> [EXERCISE GOAL] Extract every line of the material below and reproduce it faithfully.

> [ROWS]
--------

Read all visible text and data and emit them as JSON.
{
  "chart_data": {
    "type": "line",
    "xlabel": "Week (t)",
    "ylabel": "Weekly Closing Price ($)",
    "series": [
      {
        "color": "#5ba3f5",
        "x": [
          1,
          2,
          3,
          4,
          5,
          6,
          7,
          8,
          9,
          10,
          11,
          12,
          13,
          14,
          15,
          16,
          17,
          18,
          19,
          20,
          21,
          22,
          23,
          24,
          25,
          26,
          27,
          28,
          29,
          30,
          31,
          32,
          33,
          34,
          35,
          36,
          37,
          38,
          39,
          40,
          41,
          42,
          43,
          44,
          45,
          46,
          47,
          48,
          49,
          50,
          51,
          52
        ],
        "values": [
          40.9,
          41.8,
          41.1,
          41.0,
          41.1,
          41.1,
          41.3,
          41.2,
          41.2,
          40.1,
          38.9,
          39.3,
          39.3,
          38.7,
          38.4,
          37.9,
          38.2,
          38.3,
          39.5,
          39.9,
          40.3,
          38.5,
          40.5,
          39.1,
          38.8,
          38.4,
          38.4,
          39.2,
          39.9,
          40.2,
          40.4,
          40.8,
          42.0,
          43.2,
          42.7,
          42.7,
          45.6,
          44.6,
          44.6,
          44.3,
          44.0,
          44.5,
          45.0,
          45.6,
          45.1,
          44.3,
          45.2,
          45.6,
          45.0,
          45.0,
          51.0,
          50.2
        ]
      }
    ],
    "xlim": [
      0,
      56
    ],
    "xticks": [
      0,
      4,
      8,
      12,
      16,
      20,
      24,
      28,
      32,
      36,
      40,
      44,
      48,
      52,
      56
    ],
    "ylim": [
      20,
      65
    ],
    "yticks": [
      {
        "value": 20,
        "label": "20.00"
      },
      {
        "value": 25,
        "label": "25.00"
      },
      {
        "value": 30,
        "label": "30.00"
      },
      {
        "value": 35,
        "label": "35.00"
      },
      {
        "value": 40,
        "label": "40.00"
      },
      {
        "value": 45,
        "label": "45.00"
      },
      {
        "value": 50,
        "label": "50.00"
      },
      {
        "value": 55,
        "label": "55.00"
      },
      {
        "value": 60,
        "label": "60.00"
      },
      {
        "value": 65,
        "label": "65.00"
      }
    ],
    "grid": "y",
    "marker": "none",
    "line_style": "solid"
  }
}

--------

> [THE RESPONSE]
Read all visible text and data and emit them as JSON.
{
  "chart_data": {
    "type": "line",
    "xlabel": "Week (t)",
    "ylabel": "Weekly Closing Price ($)",
    "series": [
      {
        "color": "#5ba3f5",
        "x": [
          1,
          2,
          3,
          4,
          5,
          6,
          7,
          8,
          9,
          10,
          11,
          12,
          13,
          14,
          15,
          16,
          17,
          18,
          19,
          20,
          21,
          22,
          23,
          24,
          25,
          26,
          27,
          28,
          29,
          30,
          31,
          32,
          33,
          34,
          35,
          36,
          37,
          38,
          39,
          40,
          41,
          42,
          43,
          44,
          45,
          46,
          47,
          48,
          49,
          50,
          51,
          52
        ],
        "values": [
          40.9,
          41.8,
          41.1,
          41.0,
          41.1,
          41.1,
          41.3,
          41.2,
          41.2,
          40.1,
          38.9,
          39.3,
          39.3,
          38.7,
          38.4,
          37.9,
          38.2,
          38.3,
          39.5,
          39.9,
          40.3,
          38.5,
          40.5,
          39.1,
          38.8,
          38.4,
          38.4,
          39.2,
          39.9,
          40.2,
          40.4,
          40.8,
          42.0,
          43.2,
          42.7,
          42.7,
          45.6,
          44.6,
          44.6,
          44.3,
          44.0,
          44.5,
          45.0,
          45.6,
          45.1,
          44.3,
          45.2,
          45.6,
          45.0,
          45.0,
          51.0,
          50.2
        ]
      }
    ],
    "xlim": [
      0,
      56
    ],
    "xticks": [
      0,
      4,
      8,
      12,
      16,
      20,
      24,
      28,
      32,
      36,
      40,
      44,
      48,
      52,
      56
    ],
    "ylim": [
      20,
      65
    ],
    "yticks": [
      {
        "value": 20,
        "label": "20.00"
      },
      {
        "value": 25,
        "label": "25.00"
      },
      {
        "value": 30,
        "label": "30.00"
      },
      {
        "value": 35,
        "label": "35.00"
      },
      {
        "value": 40,
        "label": "40.00"
      },
      {
        "value": 45,
        "label": "45.00"
      },
      {
        "value": 50,
        "label": "50.00"
      },
      {
        "value": 55,
        "label": "55.00"
      },
      {
        "value": 60,
        "label": "60.00"
      },
      {
        "value": 65,
        "label": "65.00"
      }
    ],
    "grid": "y",
    "marker": "none",
    "line_style": "solid"
  }
}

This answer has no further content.